Repeat all of the material exactly as given.

● Source material:
* * * * * * *

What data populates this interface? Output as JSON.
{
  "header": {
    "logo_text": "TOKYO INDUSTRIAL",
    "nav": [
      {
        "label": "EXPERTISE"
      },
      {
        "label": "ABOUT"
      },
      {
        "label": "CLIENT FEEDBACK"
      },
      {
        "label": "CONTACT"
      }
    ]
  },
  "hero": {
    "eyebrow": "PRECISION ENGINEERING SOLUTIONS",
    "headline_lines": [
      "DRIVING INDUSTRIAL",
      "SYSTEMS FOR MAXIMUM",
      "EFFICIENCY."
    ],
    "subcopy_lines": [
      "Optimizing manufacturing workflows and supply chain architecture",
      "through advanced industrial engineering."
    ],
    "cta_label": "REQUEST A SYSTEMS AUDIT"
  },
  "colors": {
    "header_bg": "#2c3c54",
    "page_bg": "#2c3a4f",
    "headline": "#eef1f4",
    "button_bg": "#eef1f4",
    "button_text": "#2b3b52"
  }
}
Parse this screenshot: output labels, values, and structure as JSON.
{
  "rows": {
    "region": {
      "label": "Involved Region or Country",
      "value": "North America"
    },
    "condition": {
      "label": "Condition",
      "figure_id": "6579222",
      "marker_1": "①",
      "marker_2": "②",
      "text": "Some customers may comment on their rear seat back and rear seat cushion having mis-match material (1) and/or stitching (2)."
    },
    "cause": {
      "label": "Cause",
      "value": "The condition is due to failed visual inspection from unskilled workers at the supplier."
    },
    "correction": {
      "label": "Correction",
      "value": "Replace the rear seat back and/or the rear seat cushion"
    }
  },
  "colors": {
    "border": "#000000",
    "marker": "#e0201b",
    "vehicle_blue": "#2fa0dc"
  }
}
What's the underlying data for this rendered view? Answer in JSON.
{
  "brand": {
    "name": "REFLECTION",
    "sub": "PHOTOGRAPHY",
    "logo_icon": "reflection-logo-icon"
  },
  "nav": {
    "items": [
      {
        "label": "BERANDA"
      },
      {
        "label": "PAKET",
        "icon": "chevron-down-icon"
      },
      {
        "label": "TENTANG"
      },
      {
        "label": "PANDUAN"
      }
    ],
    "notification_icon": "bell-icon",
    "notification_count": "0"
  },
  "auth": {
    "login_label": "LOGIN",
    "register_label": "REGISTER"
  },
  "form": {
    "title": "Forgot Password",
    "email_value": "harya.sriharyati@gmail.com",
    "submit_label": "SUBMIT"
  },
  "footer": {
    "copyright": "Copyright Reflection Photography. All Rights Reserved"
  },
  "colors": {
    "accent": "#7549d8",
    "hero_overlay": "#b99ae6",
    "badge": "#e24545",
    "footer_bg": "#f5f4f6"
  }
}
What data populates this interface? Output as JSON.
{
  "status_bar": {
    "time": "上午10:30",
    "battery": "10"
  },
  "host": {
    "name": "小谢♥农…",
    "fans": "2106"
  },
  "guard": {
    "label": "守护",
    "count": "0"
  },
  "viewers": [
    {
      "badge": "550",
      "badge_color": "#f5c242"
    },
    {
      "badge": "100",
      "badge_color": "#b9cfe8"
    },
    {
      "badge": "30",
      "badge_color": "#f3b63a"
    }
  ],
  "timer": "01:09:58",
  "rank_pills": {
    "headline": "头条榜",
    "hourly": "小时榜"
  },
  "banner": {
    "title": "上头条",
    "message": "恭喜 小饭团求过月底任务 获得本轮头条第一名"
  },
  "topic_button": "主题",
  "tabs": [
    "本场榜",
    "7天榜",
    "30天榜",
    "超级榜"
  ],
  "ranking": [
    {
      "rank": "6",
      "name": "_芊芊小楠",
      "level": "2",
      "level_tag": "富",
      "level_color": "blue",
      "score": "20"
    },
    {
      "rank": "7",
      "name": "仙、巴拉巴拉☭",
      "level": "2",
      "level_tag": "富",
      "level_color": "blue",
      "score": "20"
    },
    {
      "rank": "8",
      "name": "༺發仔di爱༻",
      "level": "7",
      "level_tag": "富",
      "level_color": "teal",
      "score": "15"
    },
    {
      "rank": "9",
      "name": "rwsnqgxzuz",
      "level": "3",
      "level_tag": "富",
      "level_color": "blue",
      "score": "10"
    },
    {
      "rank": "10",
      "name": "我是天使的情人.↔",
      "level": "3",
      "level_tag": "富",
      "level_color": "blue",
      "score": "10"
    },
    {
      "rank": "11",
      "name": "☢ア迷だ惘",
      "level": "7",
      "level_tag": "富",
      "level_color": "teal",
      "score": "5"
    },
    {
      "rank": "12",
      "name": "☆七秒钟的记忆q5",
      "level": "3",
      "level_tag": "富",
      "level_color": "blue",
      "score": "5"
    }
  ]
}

* * * * * * *

● Reply to the exercise:
What data populates this interface? Output as JSON.
{
  "header": {
    "logo_text": "TOKYO INDUSTRIAL",
    "nav": [
      {
        "label": "EXPERTISE"
      },
      {
        "label": "ABOUT"
      },
      {
        "label": "CLIENT FEEDBACK"
      },
      {
        "label": "CONTACT"
      }
    ]
  },
  "hero": {
    "eyebrow": "PRECISION ENGINEERING SOLUTIONS",
    "headline_lines": [
      "DRIVING INDUSTRIAL",
      "SYSTEMS FOR MAXIMUM",
      "EFFICIENCY."
    ],
    "subcopy_lines": [
      "Optimizing manufacturing workflows and supply chain architecture",
      "through advanced industrial engineering."
    ],
    "cta_label": "REQUEST A SYSTEMS AUDIT"
  },
  "colors": {
    "header_bg": "#2c3c54",
    "page_bg": "#2c3a4f",
    "headline": "#eef1f4",
    "button_bg": "#eef1f4",
    "button_text": "#2b3b52"
  }
}
Parse this screenshot: output labels, values, and structure as JSON.
{
  "rows": {
    "region": {
      "label": "Involved Region or Country",
      "value": "North America"
    },
    "condition": {
      "label": "Condition",
      "figure_id": "6579222",
      "marker_1": "①",
      "marker_2": "②",
      "text": "Some customers may comment on their rear seat back and rear seat cushion having mis-match material (1) and/or stitching (2)."
    },
    "cause": {
      "label": "Cause",
      "value": "The condition is due to failed visual inspection from unskilled workers at the supplier."
    },
    "correction": {
      "label": "Correction",
      "value": "Replace the rear seat back and/or the rear seat cushion"
    }
  },
  "colors": {
    "border": "#000000",
    "marker": "#e0201b",
    "vehicle_blue": "#2fa0dc"
  }
}
What's the underlying data for this rendered view? Answer in JSON.
{
  "brand": {
    "name": "REFLECTION",
    "sub": "PHOTOGRAPHY",
    "logo_icon": "reflection-logo-icon"
  },
  "nav": {
    "items": [
      {
        "label": "BERANDA"
      },
      {
        "label": "PAKET",
        "icon": "chevron-down-icon"
      },
      {
        "label": "TENTANG"
      },
      {
        "label": "PANDUAN"
      }
    ],
    "notification_icon": "bell-icon",
    "notification_count": "0"
  },
  "auth": {
    "login_label": "LOGIN",
    "register_label": "REGISTER"
  },
  "form": {
    "title": "Forgot Password",
    "email_value": "harya.sriharyati@gmail.com",
    "submit_label": "SUBMIT"
  },
  "footer": {
    "copyright": "Copyright Reflection Photography. All Rights Reserved"
  },
  "colors": {
    "accent": "#7549d8",
    "hero_overlay": "#b99ae6",
    "badge": "#e24545",
    "footer_bg": "#f5f4f6"
  }
}
What data populates this interface? Output as JSON.
{
  "status_bar": {
    "time": "上午10:30",
    "battery": "10"
  },
  "host": {
    "name": "小谢♥农…",
    "fans": "2106"
  },
  "guard": {
    "label": "守护",
    "count": "0"
  },
  "viewers": [
    {
      "badge": "550",
      "badge_color": "#f5c242"
    },
    {
      "badge": "100",
      "badge_color": "#b9cfe8"
    },
    {
      "badge": "30",
      "badge_color": "#f3b63a"
    }
  ],
  "timer": "01:09:58",
  "rank_pills": {
    "headline": "头条榜",
    "hourly": "小时榜"
  },
  "banner": {
    "title": "上头条",
    "message": "恭喜 小饭团求过月底任务 获得本轮头条第一名"
  },
  "topic_button": "主题",
  "tabs": [
    "本场榜",
    "7天榜",
    "30天榜",
    "超级榜"
  ],
  "ranking": [
    {
      "rank": "6",
      "name": "_芊芊小楠",
      "level": "2",
      "level_tag": "富",
      "level_color": "blue",
      "score": "20"
    },
    {
      "rank": "7",
      "name": "仙、巴拉巴拉☭",
      "level": "2",
      "level_tag": "富",
      "level_color": "blue",
      "score": "20"
    },
    {
      "rank": "8",
      "name": "༺發仔di爱༻",
      "level": "7",
      "level_tag": "富",
      "level_color": "teal",
      "score": "15"
    },
    {
      "rank": "9",
      "name": "rwsnqgxzuz",
      "level": "3",
      "level_tag": "富",
      "level_color": "blue",
      "score": "10"
    },
    {
      "rank": "10",
      "name": "我是天使的情人.↔",
      "level": "3",
      "level_tag": "富",
      "level_color": "blue",
      "score": "10"
    },
    {
      "rank": "11",
      "name": "☢ア迷だ惘",
      "level": "7",
      "level_tag": "富",
      "level_color": "teal",
      "score": "5"
    },
    {
      "rank": "12",
      "name": "☆七秒钟的记忆q5",
      "level": "3",
      "level_tag": "富",
      "level_color": "blue",
      "score": "5"
    }
  ]
}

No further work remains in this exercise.